Stored records
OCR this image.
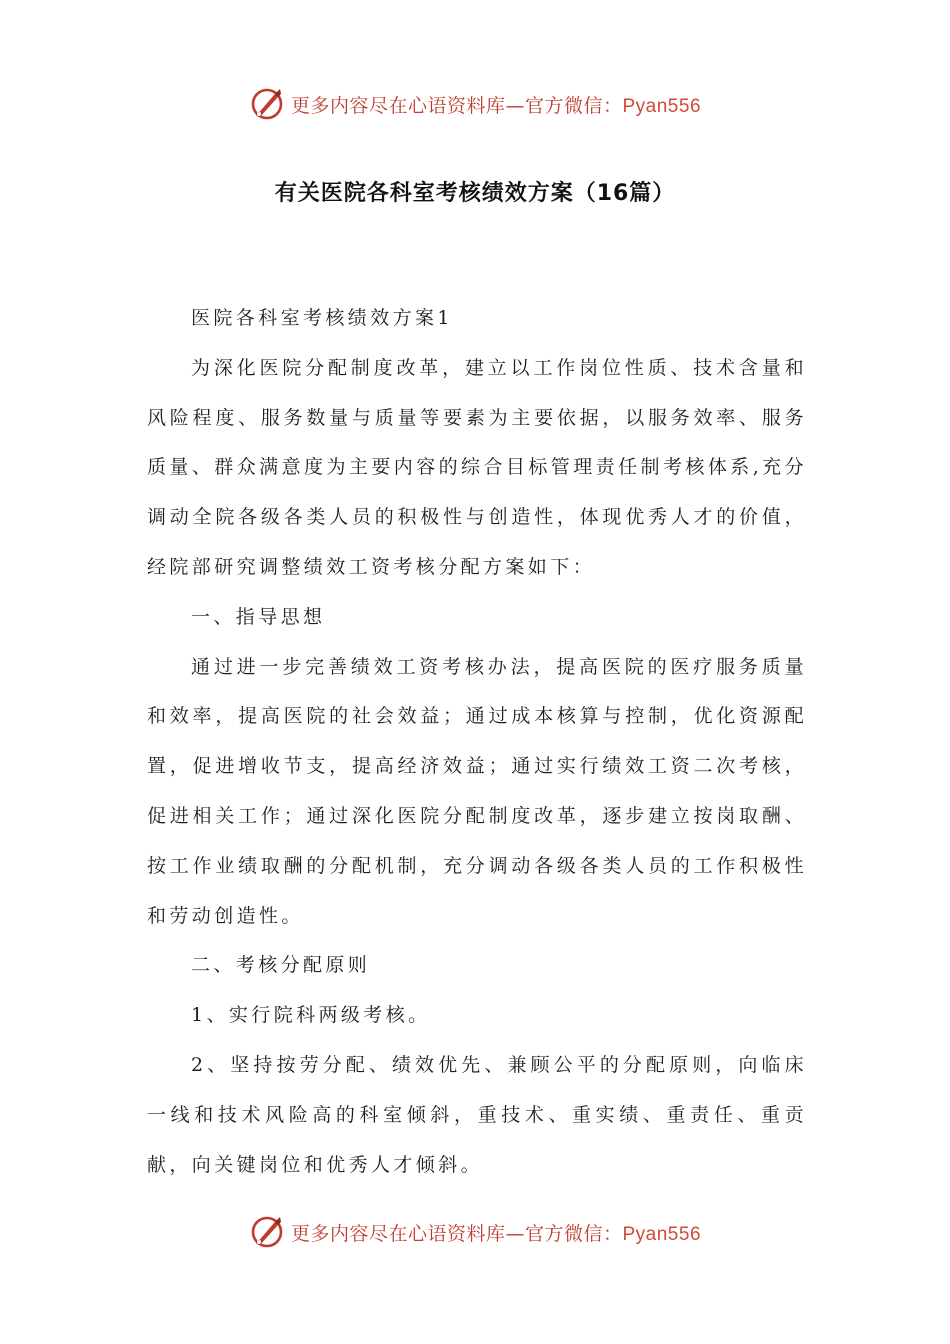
更多内容尽在心语资料库 — 官方微信： Pyan556
有关医院各科室考核绩效方案（16篇）

医院各科室考核绩效方案1

为深化医院分配制度改革，建立以工作岗位性质、技术含量和风险程度、服务数量与质量等要素为主要依据，以服务效率、服务质量、群众满意度为主要内容的综合目标管理责任制考核体系,充分调动全院各级各类人员的积极性与创造性，体现优秀人才的价值，经院部研究调整绩效工资考核分配方案如下：

一、指导思想

通过进一步完善绩效工资考核办法，提高医院的医疗服务质量和效率，提高医院的社会效益；通过成本核算与控制，优化资源配置，促进增收节支，提高经济效益；通过实行绩效工资二次考核，促进相关工作；通过深化医院分配制度改革，逐步建立按岗取酬、按工作业绩取酬的分配机制，充分调动各级各类人员的工作积极性和劳动创造性。

二、考核分配原则

1、实行院科两级考核。

2、坚持按劳分配、绩效优先、兼顾公平的分配原则，向临床一线和技术风险高的科室倾斜，重技术、重实绩、重责任、重贡献，向关键岗位和优秀人才倾斜。

更多内容尽在心语资料库 — 官方微信： Pyan556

• **Short task**
Pictures in the records above should not be copied. Repeat everything else exactly.

• **Written solution**
OCR this image.
更多内容尽在心语资料库 — 官方微信： Pyan556
有关医院各科室考核绩效方案（16篇）

医院各科室考核绩效方案1

为深化医院分配制度改革，建立以工作岗位性质、技术含量和风险程度、服务数量与质量等要素为主要依据，以服务效率、服务质量、群众满意度为主要内容的综合目标管理责任制考核体系,充分调动全院各级各类人员的积极性与创造性，体现优秀人才的价值，经院部研究调整绩效工资考核分配方案如下：

一、指导思想

通过进一步完善绩效工资考核办法，提高医院的医疗服务质量和效率，提高医院的社会效益；通过成本核算与控制，优化资源配置，促进增收节支，提高经济效益；通过实行绩效工资二次考核，促进相关工作；通过深化医院分配制度改革，逐步建立按岗取酬、按工作业绩取酬的分配机制，充分调动各级各类人员的工作积极性和劳动创造性。

二、考核分配原则

1、实行院科两级考核。

2、坚持按劳分配、绩效优先、兼顾公平的分配原则，向临床一线和技术风险高的科室倾斜，重技术、重实绩、重责任、重贡献，向关键岗位和优秀人才倾斜。

更多内容尽在心语资料库 — 官方微信： Pyan556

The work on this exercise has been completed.